___ DATASET EXCERPTS

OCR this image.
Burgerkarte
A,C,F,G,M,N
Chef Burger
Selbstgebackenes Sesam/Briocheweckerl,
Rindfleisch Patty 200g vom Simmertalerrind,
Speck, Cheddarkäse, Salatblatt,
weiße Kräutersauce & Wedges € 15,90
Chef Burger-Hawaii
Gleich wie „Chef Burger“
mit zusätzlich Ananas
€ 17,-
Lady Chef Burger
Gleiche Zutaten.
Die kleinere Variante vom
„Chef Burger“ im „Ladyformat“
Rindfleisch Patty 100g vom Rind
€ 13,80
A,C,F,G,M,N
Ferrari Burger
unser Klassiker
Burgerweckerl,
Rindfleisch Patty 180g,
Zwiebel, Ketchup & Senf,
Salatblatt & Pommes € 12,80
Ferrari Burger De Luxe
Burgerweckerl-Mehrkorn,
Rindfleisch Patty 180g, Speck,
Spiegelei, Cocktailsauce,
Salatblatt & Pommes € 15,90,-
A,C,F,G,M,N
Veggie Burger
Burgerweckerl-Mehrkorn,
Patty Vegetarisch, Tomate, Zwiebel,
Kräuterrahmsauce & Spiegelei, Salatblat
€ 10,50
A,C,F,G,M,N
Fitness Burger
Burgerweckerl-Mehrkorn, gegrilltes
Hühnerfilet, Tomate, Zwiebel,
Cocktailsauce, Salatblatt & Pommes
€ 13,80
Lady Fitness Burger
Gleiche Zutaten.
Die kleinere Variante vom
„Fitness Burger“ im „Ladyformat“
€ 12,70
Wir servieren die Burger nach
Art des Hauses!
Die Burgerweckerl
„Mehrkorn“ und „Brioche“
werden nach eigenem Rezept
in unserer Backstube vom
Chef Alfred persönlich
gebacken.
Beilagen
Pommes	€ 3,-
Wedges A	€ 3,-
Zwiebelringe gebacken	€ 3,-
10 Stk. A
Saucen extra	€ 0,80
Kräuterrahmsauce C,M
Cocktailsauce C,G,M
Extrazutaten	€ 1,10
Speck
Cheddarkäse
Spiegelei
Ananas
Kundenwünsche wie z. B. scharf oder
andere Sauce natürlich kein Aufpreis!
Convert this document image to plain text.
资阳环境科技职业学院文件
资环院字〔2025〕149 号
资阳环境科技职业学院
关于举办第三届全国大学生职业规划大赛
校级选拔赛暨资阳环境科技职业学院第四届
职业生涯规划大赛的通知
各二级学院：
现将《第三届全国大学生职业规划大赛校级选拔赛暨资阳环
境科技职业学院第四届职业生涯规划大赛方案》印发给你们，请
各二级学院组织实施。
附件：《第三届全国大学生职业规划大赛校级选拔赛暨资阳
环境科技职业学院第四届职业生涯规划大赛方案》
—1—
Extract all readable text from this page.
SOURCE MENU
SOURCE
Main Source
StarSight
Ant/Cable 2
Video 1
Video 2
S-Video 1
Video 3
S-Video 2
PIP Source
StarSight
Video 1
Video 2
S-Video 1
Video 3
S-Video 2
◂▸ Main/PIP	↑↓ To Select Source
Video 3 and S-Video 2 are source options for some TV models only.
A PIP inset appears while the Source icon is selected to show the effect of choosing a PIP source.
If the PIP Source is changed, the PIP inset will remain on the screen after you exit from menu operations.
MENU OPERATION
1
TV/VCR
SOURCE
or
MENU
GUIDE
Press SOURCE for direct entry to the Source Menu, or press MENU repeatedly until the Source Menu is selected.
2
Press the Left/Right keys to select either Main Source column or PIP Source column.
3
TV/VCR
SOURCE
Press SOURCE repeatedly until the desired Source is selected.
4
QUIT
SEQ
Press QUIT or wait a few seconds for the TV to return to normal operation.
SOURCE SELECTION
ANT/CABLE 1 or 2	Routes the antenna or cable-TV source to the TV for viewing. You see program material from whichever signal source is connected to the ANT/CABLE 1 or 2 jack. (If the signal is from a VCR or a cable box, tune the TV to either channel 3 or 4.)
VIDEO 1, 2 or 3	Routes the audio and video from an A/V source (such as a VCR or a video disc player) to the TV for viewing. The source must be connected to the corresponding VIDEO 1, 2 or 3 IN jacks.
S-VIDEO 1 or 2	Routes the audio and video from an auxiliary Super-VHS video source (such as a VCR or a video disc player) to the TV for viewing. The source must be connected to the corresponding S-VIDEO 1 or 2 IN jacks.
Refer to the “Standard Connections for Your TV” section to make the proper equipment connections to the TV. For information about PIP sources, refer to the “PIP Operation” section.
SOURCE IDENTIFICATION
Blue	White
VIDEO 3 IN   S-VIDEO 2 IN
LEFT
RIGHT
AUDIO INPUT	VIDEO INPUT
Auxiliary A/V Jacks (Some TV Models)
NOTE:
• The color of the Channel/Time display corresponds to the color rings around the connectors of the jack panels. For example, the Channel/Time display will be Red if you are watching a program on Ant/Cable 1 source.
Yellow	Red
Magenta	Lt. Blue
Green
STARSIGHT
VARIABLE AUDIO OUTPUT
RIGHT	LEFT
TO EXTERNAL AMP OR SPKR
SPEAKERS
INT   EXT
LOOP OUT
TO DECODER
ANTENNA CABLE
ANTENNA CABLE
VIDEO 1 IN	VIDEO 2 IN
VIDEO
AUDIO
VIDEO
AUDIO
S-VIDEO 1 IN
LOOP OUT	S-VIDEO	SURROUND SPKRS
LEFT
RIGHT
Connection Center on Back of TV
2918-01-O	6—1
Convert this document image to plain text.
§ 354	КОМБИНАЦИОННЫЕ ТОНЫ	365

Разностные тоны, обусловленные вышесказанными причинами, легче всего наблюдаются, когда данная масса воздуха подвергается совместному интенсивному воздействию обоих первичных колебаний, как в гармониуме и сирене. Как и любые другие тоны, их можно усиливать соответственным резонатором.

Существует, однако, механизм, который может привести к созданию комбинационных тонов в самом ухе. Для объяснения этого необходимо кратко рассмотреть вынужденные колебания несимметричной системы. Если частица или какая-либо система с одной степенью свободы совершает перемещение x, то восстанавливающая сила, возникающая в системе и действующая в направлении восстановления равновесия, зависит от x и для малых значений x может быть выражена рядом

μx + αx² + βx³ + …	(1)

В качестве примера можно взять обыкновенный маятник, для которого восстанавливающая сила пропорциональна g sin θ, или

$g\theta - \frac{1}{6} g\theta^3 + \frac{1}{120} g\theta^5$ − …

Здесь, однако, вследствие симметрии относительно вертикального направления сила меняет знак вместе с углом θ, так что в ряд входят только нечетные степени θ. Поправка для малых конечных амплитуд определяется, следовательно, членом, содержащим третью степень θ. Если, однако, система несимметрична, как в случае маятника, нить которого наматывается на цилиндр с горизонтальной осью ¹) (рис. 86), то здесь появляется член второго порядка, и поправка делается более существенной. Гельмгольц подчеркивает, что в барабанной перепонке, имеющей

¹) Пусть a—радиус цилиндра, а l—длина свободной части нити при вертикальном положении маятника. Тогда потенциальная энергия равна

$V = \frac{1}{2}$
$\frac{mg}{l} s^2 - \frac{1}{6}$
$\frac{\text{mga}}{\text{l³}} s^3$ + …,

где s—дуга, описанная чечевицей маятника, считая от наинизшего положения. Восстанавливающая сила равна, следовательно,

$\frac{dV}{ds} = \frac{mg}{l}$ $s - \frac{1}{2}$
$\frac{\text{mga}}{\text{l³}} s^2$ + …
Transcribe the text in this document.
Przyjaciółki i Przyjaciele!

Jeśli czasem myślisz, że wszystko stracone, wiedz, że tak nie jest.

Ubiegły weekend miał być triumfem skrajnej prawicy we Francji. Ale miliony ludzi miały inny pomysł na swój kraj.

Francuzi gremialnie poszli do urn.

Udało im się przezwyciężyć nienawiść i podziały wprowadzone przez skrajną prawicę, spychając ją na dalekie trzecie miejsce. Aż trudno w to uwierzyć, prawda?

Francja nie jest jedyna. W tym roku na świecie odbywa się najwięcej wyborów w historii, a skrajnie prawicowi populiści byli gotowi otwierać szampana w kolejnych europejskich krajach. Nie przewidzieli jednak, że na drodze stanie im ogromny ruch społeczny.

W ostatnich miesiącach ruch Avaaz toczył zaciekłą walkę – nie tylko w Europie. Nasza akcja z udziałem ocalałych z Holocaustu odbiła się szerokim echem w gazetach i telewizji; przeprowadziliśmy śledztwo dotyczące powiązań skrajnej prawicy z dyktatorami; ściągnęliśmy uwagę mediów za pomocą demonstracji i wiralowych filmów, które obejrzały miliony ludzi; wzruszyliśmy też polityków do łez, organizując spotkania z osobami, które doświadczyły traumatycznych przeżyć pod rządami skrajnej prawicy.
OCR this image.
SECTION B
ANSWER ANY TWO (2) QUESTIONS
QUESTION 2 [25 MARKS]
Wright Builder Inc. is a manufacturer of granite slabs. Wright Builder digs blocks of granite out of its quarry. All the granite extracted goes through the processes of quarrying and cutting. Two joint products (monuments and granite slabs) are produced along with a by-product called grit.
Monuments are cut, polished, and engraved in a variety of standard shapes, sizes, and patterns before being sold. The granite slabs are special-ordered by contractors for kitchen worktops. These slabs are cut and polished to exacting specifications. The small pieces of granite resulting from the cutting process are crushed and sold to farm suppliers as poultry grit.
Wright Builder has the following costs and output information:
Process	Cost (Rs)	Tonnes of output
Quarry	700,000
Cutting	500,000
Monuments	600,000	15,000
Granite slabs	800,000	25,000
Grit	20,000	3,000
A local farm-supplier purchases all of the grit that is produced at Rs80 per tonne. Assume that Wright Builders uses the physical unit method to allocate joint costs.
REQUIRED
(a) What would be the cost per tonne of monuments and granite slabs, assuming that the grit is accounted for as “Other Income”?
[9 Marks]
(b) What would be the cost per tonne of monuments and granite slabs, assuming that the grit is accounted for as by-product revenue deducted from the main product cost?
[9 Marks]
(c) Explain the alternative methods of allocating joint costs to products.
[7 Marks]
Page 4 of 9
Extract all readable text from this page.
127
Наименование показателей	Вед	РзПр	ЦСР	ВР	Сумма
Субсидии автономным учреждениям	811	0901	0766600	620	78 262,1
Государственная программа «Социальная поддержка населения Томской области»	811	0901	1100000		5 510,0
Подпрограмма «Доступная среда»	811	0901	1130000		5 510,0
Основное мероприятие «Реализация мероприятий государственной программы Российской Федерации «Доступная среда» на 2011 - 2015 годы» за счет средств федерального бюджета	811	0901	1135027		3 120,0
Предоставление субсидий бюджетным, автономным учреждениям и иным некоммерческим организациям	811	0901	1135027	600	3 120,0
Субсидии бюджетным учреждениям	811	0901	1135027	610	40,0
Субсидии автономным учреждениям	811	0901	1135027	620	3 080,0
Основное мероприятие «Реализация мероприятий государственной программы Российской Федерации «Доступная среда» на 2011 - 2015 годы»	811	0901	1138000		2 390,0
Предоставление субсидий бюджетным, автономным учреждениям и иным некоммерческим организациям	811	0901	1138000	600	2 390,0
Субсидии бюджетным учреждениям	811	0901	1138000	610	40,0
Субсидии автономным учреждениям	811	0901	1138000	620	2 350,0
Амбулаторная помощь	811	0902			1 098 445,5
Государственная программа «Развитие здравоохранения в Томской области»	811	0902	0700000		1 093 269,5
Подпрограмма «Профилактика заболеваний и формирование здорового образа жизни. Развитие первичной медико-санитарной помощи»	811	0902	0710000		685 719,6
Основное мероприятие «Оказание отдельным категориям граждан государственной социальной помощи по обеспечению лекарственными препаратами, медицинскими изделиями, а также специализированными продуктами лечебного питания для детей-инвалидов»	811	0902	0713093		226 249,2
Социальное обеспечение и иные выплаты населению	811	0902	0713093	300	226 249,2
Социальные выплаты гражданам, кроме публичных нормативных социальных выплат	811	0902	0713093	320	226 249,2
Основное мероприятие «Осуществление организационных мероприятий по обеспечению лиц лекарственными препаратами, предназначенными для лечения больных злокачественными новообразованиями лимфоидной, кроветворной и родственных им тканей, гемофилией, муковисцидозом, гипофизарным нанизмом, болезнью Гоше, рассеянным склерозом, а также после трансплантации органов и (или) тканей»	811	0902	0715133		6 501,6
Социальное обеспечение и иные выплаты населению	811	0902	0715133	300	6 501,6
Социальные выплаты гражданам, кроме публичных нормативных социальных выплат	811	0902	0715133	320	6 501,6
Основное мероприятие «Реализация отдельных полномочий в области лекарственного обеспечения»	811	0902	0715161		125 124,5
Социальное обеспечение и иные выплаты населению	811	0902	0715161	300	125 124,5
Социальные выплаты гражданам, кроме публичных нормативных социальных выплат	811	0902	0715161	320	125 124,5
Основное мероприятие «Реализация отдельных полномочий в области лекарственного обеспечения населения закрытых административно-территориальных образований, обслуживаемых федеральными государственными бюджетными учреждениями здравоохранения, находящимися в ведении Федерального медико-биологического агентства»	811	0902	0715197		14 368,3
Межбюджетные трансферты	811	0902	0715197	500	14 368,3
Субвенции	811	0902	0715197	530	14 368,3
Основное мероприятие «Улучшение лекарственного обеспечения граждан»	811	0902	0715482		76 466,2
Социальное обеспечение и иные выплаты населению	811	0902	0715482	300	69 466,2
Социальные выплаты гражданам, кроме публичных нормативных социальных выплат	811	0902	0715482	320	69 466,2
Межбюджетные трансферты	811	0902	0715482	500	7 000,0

______

Pick out and copy every line that contains the word "Patty".

Rindfleisch Patty 200g vom Simmertalerrind,
Rindfleisch Patty 100g vom Rind
Rindfleisch Patty 180g,
Rindfleisch Patty 180g, Speck,
Patty Vegetarisch, Tomate, Zwiebel,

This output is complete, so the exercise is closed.